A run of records
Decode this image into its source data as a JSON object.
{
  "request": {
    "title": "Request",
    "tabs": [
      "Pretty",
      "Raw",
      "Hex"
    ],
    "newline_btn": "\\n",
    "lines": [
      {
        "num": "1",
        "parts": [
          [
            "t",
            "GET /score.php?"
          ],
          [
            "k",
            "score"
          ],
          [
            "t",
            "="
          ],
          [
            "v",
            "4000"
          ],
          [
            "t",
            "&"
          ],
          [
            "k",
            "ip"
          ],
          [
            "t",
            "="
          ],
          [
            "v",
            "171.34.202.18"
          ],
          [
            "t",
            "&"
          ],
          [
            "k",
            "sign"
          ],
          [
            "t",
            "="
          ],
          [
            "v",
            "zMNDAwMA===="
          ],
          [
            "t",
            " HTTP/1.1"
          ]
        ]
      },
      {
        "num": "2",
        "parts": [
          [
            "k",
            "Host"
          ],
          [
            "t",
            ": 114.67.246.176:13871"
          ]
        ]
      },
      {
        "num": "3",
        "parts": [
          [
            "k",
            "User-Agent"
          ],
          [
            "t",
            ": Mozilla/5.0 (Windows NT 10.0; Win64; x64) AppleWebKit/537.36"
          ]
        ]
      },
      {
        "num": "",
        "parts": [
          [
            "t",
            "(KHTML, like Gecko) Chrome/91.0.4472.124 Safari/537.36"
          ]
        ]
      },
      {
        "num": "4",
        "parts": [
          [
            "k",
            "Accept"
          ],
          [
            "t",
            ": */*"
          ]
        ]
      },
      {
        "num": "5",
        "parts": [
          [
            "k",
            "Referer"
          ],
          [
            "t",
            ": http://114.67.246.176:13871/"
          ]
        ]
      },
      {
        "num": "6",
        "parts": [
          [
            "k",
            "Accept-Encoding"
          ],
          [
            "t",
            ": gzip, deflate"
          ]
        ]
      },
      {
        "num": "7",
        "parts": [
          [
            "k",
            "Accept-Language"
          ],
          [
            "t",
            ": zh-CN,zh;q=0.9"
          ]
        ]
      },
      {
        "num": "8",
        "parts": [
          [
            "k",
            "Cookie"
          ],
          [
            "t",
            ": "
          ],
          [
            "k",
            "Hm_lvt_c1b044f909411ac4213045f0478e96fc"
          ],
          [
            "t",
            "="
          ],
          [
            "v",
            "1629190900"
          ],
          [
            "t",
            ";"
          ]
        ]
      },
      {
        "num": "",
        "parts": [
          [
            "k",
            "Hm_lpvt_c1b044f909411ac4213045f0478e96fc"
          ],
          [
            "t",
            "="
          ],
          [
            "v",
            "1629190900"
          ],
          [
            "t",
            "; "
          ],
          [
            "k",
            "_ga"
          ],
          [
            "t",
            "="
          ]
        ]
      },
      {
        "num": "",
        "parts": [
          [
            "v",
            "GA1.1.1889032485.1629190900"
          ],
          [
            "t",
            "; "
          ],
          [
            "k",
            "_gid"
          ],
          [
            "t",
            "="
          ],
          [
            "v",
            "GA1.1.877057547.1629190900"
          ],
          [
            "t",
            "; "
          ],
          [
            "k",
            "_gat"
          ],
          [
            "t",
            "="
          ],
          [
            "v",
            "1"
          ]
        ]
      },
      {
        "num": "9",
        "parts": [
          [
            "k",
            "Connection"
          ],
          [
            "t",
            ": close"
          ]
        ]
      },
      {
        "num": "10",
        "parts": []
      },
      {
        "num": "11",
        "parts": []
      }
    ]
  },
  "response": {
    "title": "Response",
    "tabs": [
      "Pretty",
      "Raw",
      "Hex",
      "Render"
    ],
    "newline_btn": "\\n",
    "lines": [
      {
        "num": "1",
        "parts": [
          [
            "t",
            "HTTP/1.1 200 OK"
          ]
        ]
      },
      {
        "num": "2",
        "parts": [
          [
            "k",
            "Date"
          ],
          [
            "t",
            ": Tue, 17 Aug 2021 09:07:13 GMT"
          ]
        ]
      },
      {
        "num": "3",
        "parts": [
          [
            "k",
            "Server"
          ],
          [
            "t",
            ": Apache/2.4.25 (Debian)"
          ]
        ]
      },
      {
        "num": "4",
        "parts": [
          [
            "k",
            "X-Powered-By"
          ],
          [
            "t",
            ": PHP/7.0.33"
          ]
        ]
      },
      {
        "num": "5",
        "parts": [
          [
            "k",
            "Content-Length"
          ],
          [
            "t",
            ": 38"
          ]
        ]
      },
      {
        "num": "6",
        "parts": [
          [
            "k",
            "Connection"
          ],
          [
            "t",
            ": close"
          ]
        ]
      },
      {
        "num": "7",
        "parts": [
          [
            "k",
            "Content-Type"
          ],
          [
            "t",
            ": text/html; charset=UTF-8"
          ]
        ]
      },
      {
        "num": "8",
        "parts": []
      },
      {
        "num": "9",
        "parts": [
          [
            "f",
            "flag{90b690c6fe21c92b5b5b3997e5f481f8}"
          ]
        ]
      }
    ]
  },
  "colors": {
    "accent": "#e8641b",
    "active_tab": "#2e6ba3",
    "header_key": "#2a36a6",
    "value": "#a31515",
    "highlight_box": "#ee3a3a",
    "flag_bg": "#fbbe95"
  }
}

= Task objective =
Reproduce the complete set of lines precisely as supplied.

= Result =
Decode this image into its source data as a JSON object.
{
  "request": {
    "title": "Request",
    "tabs": [
      "Pretty",
      "Raw",
      "Hex"
    ],
    "newline_btn": "\\n",
    "lines": [
      {
        "num": "1",
        "parts": [
          [
            "t",
            "GET /score.php?"
          ],
          [
            "k",
            "score"
          ],
          [
            "t",
            "="
          ],
          [
            "v",
            "4000"
          ],
          [
            "t",
            "&"
          ],
          [
            "k",
            "ip"
          ],
          [
            "t",
            "="
          ],
          [
            "v",
            "171.34.202.18"
          ],
          [
            "t",
            "&"
          ],
          [
            "k",
            "sign"
          ],
          [
            "t",
            "="
          ],
          [
            "v",
            "zMNDAwMA===="
          ],
          [
            "t",
            " HTTP/1.1"
          ]
        ]
      },
      {
        "num": "2",
        "parts": [
          [
            "k",
            "Host"
          ],
          [
            "t",
            ": 114.67.246.176:13871"
          ]
        ]
      },
      {
        "num": "3",
        "parts": [
          [
            "k",
            "User-Agent"
          ],
          [
            "t",
            ": Mozilla/5.0 (Windows NT 10.0; Win64; x64) AppleWebKit/537.36"
          ]
        ]
      },
      {
        "num": "",
        "parts": [
          [
            "t",
            "(KHTML, like Gecko) Chrome/91.0.4472.124 Safari/537.36"
          ]
        ]
      },
      {
        "num": "4",
        "parts": [
          [
            "k",
            "Accept"
          ],
          [
            "t",
            ": */*"
          ]
        ]
      },
      {
        "num": "5",
        "parts": [
          [
            "k",
            "Referer"
          ],
          [
            "t",
            ": http://114.67.246.176:13871/"
          ]
        ]
      },
      {
        "num": "6",
        "parts": [
          [
            "k",
            "Accept-Encoding"
          ],
          [
            "t",
            ": gzip, deflate"
          ]
        ]
      },
      {
        "num": "7",
        "parts": [
          [
            "k",
            "Accept-Language"
          ],
          [
            "t",
            ": zh-CN,zh;q=0.9"
          ]
        ]
      },
      {
        "num": "8",
        "parts": [
          [
            "k",
            "Cookie"
          ],
          [
            "t",
            ": "
          ],
          [
            "k",
            "Hm_lvt_c1b044f909411ac4213045f0478e96fc"
          ],
          [
            "t",
            "="
          ],
          [
            "v",
            "1629190900"
          ],
          [
            "t",
            ";"
          ]
        ]
      },
      {
        "num": "",
        "parts": [
          [
            "k",
            "Hm_lpvt_c1b044f909411ac4213045f0478e96fc"
          ],
          [
            "t",
            "="
          ],
          [
            "v",
            "1629190900"
          ],
          [
            "t",
            "; "
          ],
          [
            "k",
            "_ga"
          ],
          [
            "t",
            "="
          ]
        ]
      },
      {
        "num": "",
        "parts": [
          [
            "v",
            "GA1.1.1889032485.1629190900"
          ],
          [
            "t",
            "; "
          ],
          [
            "k",
            "_gid"
          ],
          [
            "t",
            "="
          ],
          [
            "v",
            "GA1.1.877057547.1629190900"
          ],
          [
            "t",
            "; "
          ],
          [
            "k",
            "_gat"
          ],
          [
            "t",
            "="
          ],
          [
            "v",
            "1"
          ]
        ]
      },
      {
        "num": "9",
        "parts": [
          [
            "k",
            "Connection"
          ],
          [
            "t",
            ": close"
          ]
        ]
      },
      {
        "num": "10",
        "parts": []
      },
      {
        "num": "11",
        "parts": []
      }
    ]
  },
  "response": {
    "title": "Response",
    "tabs": [
      "Pretty",
      "Raw",
      "Hex",
      "Render"
    ],
    "newline_btn": "\\n",
    "lines": [
      {
        "num": "1",
        "parts": [
          [
            "t",
            "HTTP/1.1 200 OK"
          ]
        ]
      },
      {
        "num": "2",
        "parts": [
          [
            "k",
            "Date"
          ],
          [
            "t",
            ": Tue, 17 Aug 2021 09:07:13 GMT"
          ]
        ]
      },
      {
        "num": "3",
        "parts": [
          [
            "k",
            "Server"
          ],
          [
            "t",
            ": Apache/2.4.25 (Debian)"
          ]
        ]
      },
      {
        "num": "4",
        "parts": [
          [
            "k",
            "X-Powered-By"
          ],
          [
            "t",
            ": PHP/7.0.33"
          ]
        ]
      },
      {
        "num": "5",
        "parts": [
          [
            "k",
            "Content-Length"
          ],
          [
            "t",
            ": 38"
          ]
        ]
      },
      {
        "num": "6",
        "parts": [
          [
            "k",
            "Connection"
          ],
          [
            "t",
            ": close"
          ]
        ]
      },
      {
        "num": "7",
        "parts": [
          [
            "k",
            "Content-Type"
          ],
          [
            "t",
            ": text/html; charset=UTF-8"
          ]
        ]
      },
      {
        "num": "8",
        "parts": []
      },
      {
        "num": "9",
        "parts": [
          [
            "f",
            "flag{90b690c6fe21c92b5b5b3997e5f481f8}"
          ]
        ]
      }
    ]
  },
  "colors": {
    "accent": "#e8641b",
    "active_tab": "#2e6ba3",
    "header_key": "#2a36a6",
    "value": "#a31515",
    "highlight_box": "#ee3a3a",
    "flag_bg": "#fbbe95"
  }
}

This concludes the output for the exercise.